BEGIN Data for the task

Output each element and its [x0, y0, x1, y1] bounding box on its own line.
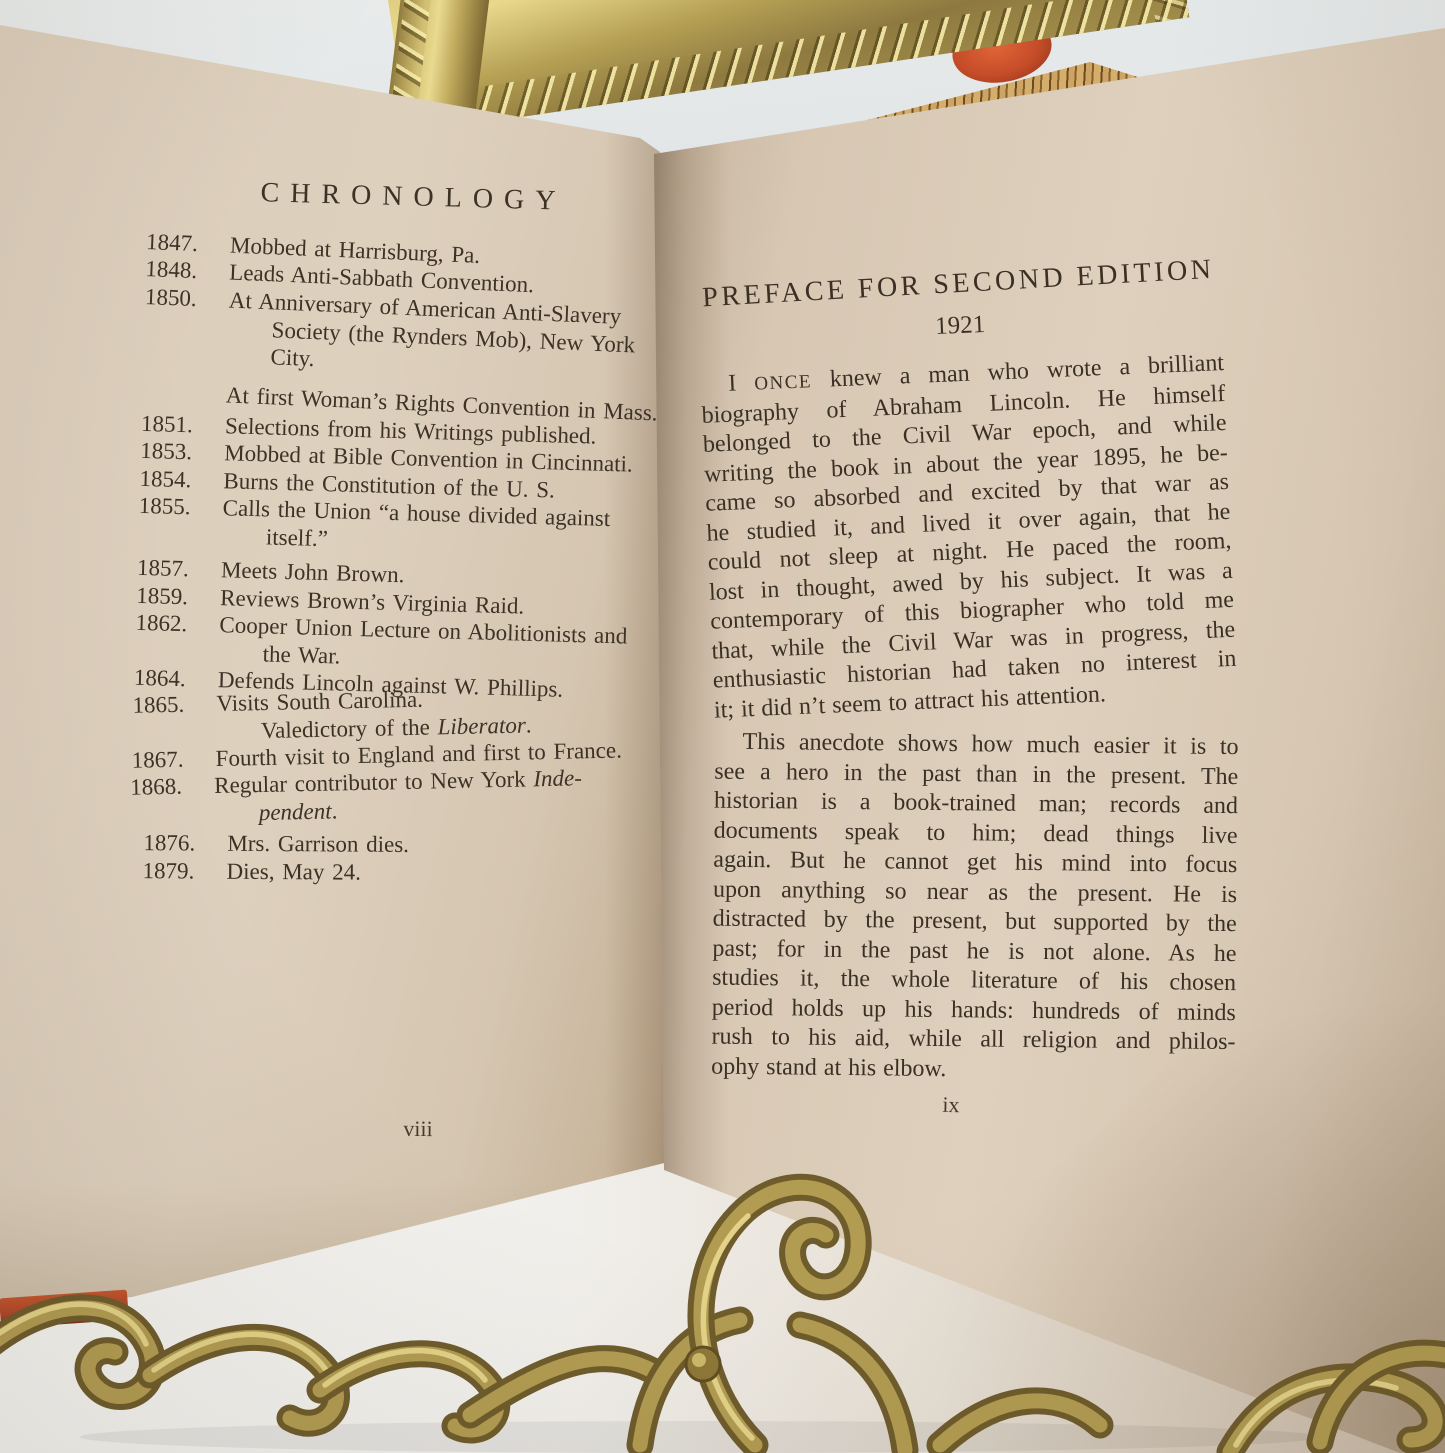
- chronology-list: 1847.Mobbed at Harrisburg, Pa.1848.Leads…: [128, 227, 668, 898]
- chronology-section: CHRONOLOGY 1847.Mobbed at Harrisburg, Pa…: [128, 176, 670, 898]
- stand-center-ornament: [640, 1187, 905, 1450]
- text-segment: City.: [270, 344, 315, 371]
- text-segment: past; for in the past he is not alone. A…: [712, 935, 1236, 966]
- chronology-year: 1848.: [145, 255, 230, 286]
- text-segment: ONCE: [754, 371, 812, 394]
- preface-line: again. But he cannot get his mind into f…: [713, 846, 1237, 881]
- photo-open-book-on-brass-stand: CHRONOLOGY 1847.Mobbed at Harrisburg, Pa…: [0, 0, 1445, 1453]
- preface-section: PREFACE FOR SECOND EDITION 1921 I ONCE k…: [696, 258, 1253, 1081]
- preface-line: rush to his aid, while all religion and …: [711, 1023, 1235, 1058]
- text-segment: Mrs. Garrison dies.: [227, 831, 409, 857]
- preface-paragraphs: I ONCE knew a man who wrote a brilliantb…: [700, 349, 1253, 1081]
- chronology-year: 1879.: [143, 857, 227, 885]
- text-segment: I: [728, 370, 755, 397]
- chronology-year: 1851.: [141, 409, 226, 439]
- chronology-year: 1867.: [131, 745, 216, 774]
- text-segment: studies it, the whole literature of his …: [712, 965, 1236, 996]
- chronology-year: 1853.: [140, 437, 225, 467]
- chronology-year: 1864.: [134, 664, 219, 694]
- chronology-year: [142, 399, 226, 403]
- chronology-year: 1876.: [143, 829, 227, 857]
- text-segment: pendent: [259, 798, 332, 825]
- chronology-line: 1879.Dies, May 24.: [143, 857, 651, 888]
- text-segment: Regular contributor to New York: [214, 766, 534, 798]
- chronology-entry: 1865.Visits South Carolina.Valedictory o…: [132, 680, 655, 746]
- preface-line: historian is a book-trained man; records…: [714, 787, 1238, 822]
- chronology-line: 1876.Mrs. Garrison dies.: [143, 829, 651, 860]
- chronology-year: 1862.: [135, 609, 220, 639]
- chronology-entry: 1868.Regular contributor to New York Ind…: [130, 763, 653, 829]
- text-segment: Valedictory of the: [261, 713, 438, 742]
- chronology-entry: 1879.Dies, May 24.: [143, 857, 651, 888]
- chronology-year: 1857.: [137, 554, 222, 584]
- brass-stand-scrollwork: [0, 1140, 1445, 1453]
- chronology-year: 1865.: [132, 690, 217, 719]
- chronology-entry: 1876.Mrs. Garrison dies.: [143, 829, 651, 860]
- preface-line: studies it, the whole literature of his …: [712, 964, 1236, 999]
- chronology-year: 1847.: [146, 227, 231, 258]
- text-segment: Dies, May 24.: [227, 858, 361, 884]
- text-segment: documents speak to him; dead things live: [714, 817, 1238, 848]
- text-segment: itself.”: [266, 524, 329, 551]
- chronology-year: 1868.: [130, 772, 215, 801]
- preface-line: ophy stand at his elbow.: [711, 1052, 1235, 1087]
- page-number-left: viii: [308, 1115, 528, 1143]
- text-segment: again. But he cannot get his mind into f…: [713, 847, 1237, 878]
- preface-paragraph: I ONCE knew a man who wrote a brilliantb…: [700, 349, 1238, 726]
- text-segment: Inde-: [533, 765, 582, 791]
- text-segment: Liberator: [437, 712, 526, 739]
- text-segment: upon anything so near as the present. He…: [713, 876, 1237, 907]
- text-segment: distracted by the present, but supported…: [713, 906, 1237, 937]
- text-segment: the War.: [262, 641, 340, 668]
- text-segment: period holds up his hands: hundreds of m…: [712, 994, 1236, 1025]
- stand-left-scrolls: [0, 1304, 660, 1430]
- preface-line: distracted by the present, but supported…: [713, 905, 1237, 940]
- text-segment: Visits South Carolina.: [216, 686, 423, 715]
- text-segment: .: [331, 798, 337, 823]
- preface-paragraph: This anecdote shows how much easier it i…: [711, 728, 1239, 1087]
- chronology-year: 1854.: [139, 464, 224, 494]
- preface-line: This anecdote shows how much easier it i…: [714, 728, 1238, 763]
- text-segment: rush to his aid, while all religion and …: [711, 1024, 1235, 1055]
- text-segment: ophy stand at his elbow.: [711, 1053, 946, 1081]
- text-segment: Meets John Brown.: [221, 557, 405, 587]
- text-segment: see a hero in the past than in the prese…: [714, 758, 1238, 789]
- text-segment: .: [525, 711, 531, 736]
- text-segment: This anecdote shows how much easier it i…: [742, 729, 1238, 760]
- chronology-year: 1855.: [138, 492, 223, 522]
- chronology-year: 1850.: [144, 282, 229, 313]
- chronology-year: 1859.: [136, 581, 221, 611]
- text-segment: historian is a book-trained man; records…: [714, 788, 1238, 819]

END Data for the task

* _Goal of the exercise_
Rewrite the records above, replacing every "preface-line" with "preface-text-line" and keeping everything else unchanged. Leave the pictures out.

* _Task output_
Output each element and its [x0, y0, x1, y1] bounding box on its own line.
- chronology-list: 1847.Mobbed at Harrisburg, Pa.1848.Leads…: [128, 227, 668, 898]
- chronology-section: CHRONOLOGY 1847.Mobbed at Harrisburg, Pa…: [128, 176, 670, 898]
- stand-center-ornament: [640, 1187, 905, 1450]
- text-segment: City.: [270, 344, 315, 371]
- text-segment: past; for in the past he is not alone. A…: [712, 935, 1236, 966]
- chronology-year: 1848.: [145, 255, 230, 286]
- text-segment: ONCE: [754, 371, 812, 394]
- preface-text-line: again. But he cannot get his mind into f…: [713, 846, 1237, 881]
- photo-open-book-on-brass-stand: CHRONOLOGY 1847.Mobbed at Harrisburg, Pa…: [0, 0, 1445, 1453]
- preface-section: PREFACE FOR SECOND EDITION 1921 I ONCE k…: [696, 258, 1253, 1081]
- preface-text-line: rush to his aid, while all religion and …: [711, 1023, 1235, 1058]
- text-segment: Mrs. Garrison dies.: [227, 831, 409, 857]
- preface-paragraphs: I ONCE knew a man who wrote a brilliantb…: [700, 349, 1253, 1081]
- chronology-year: 1879.: [143, 857, 227, 885]
- text-segment: I: [728, 370, 755, 397]
- chronology-year: 1851.: [141, 409, 226, 439]
- chronology-year: 1867.: [131, 745, 216, 774]
- text-segment: studies it, the whole literature of his …: [712, 965, 1236, 996]
- chronology-year: 1853.: [140, 437, 225, 467]
- chronology-year: 1864.: [134, 664, 219, 694]
- chronology-year: [142, 399, 226, 403]
- chronology-year: 1876.: [143, 829, 227, 857]
- text-segment: pendent: [259, 798, 332, 825]
- chronology-line: 1879.Dies, May 24.: [143, 857, 651, 888]
- text-segment: Regular contributor to New York: [214, 766, 534, 798]
- chronology-entry: 1865.Visits South Carolina.Valedictory o…: [132, 680, 655, 746]
- preface-text-line: historian is a book-trained man; records…: [714, 787, 1238, 822]
- chronology-line: 1876.Mrs. Garrison dies.: [143, 829, 651, 860]
- chronology-year: 1862.: [135, 609, 220, 639]
- chronology-entry: 1868.Regular contributor to New York Ind…: [130, 763, 653, 829]
- text-segment: Valedictory of the: [261, 713, 438, 742]
- chronology-entry: 1879.Dies, May 24.: [143, 857, 651, 888]
- chronology-year: 1857.: [137, 554, 222, 584]
- brass-stand-scrollwork: [0, 1140, 1445, 1453]
- chronology-year: 1865.: [132, 690, 217, 719]
- chronology-entry: 1876.Mrs. Garrison dies.: [143, 829, 651, 860]
- preface-text-line: studies it, the whole literature of his …: [712, 964, 1236, 999]
- chronology-year: 1847.: [146, 227, 231, 258]
- text-segment: Dies, May 24.: [227, 858, 361, 884]
- text-segment: documents speak to him; dead things live: [714, 817, 1238, 848]
- text-segment: itself.”: [266, 524, 329, 551]
- chronology-year: 1868.: [130, 772, 215, 801]
- preface-text-line: ophy stand at his elbow.: [711, 1052, 1235, 1087]
- page-number-left: viii: [308, 1115, 528, 1143]
- text-segment: again. But he cannot get his mind into f…: [713, 847, 1237, 878]
- preface-paragraph: I ONCE knew a man who wrote a brilliantb…: [700, 349, 1238, 726]
- text-segment: Inde-: [533, 765, 582, 791]
- text-segment: Liberator: [437, 712, 526, 739]
- text-segment: upon anything so near as the present. He…: [713, 876, 1237, 907]
- text-segment: distracted by the present, but supported…: [713, 906, 1237, 937]
- text-segment: the War.: [262, 641, 340, 668]
- text-segment: period holds up his hands: hundreds of m…: [712, 994, 1236, 1025]
- stand-left-scrolls: [0, 1304, 660, 1430]
- preface-text-line: distracted by the present, but supported…: [713, 905, 1237, 940]
- text-segment: Visits South Carolina.: [216, 686, 423, 715]
- text-segment: .: [331, 798, 337, 823]
- preface-paragraph: This anecdote shows how much easier it i…: [711, 728, 1239, 1087]
- chronology-year: 1854.: [139, 464, 224, 494]
- preface-text-line: This anecdote shows how much easier it i…: [714, 728, 1238, 763]
- text-segment: rush to his aid, while all religion and …: [711, 1024, 1235, 1055]
- text-segment: ophy stand at his elbow.: [711, 1053, 946, 1081]
- text-segment: Meets John Brown.: [221, 557, 405, 587]
- text-segment: see a hero in the past than in the prese…: [714, 758, 1238, 789]
- text-segment: .: [525, 711, 531, 736]
- text-segment: This anecdote shows how much easier it i…: [742, 729, 1238, 760]
- chronology-year: 1855.: [138, 492, 223, 522]
- chronology-year: 1850.: [144, 282, 229, 313]
- chronology-year: 1859.: [136, 581, 221, 611]
- text-segment: historian is a book-trained man; records…: [714, 788, 1238, 819]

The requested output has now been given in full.